[WRITTEN EXERCISE] Copy every line of the data that contains the string "Presupuestos".

[RECORDS TO USE]
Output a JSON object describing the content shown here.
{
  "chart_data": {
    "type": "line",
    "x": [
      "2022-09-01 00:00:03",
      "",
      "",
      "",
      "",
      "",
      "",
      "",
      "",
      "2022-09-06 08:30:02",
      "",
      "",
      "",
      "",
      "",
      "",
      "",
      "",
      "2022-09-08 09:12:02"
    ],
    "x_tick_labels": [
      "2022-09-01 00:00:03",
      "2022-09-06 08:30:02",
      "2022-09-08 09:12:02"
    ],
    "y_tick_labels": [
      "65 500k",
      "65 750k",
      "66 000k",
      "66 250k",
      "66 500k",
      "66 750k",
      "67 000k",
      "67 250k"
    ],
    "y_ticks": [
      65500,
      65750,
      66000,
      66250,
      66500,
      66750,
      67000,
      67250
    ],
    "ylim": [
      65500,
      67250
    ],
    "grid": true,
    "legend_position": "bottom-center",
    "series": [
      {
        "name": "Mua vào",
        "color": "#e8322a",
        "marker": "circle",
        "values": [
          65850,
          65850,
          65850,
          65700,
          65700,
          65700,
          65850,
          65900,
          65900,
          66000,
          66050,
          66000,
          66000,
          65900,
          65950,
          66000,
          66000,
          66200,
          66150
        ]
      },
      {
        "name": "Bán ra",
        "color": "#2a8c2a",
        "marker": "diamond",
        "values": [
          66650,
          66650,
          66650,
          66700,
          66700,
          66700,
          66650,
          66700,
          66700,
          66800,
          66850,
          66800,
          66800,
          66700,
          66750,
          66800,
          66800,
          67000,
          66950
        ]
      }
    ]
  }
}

==

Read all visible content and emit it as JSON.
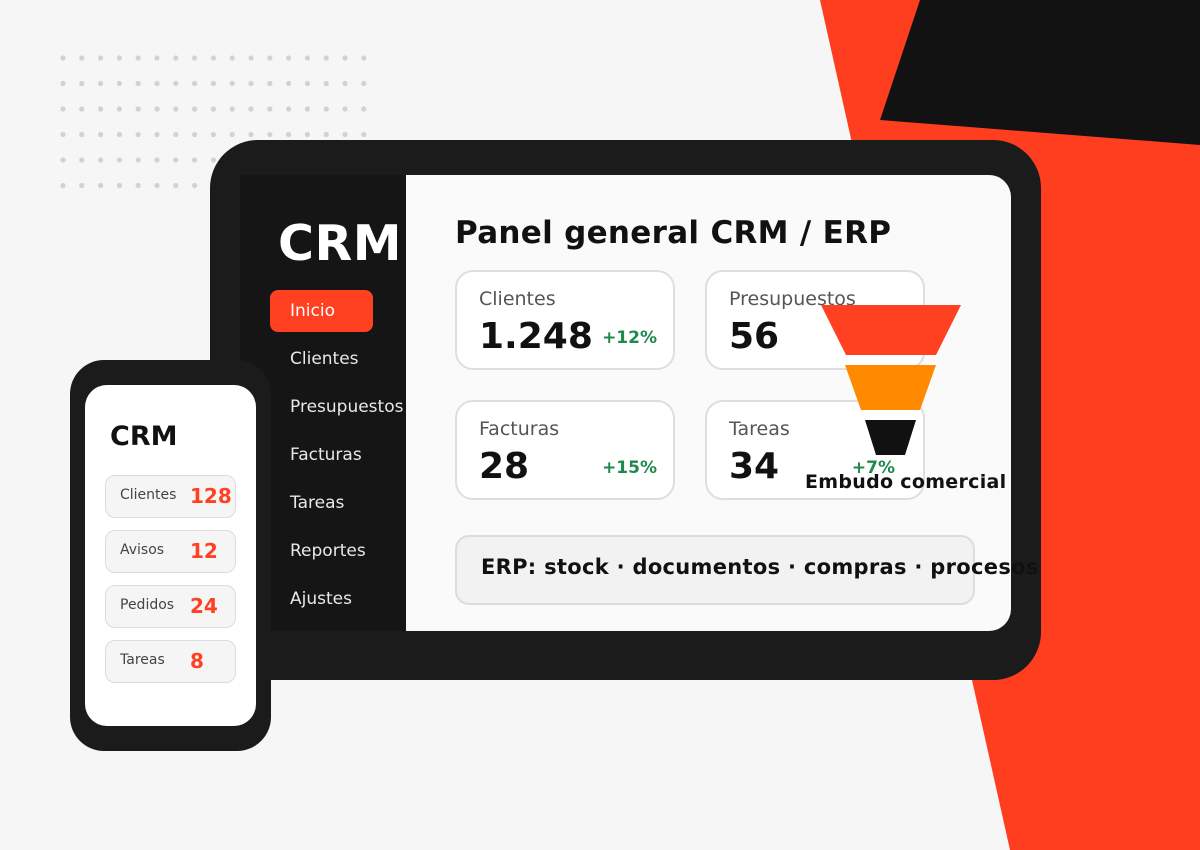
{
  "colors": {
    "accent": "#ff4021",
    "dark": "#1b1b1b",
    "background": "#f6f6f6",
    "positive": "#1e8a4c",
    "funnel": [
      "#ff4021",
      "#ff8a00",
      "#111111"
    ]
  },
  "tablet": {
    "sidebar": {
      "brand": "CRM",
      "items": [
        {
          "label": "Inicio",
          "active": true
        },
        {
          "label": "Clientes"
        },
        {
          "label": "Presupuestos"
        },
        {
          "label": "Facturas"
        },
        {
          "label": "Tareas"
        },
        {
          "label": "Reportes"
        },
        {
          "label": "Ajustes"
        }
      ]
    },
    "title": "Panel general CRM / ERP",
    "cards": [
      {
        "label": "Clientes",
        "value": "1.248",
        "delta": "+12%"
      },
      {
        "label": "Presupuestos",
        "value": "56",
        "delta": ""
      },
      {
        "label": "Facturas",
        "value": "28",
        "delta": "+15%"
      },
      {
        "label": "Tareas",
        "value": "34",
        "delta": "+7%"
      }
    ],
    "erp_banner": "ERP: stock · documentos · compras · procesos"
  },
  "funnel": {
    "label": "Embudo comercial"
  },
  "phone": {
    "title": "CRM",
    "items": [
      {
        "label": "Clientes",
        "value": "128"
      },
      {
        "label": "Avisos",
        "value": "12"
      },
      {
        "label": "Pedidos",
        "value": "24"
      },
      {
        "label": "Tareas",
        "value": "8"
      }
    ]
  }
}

[CORRECT RESPONSE]
          "label": "Presupuestos"
        "label": "Presupuestos",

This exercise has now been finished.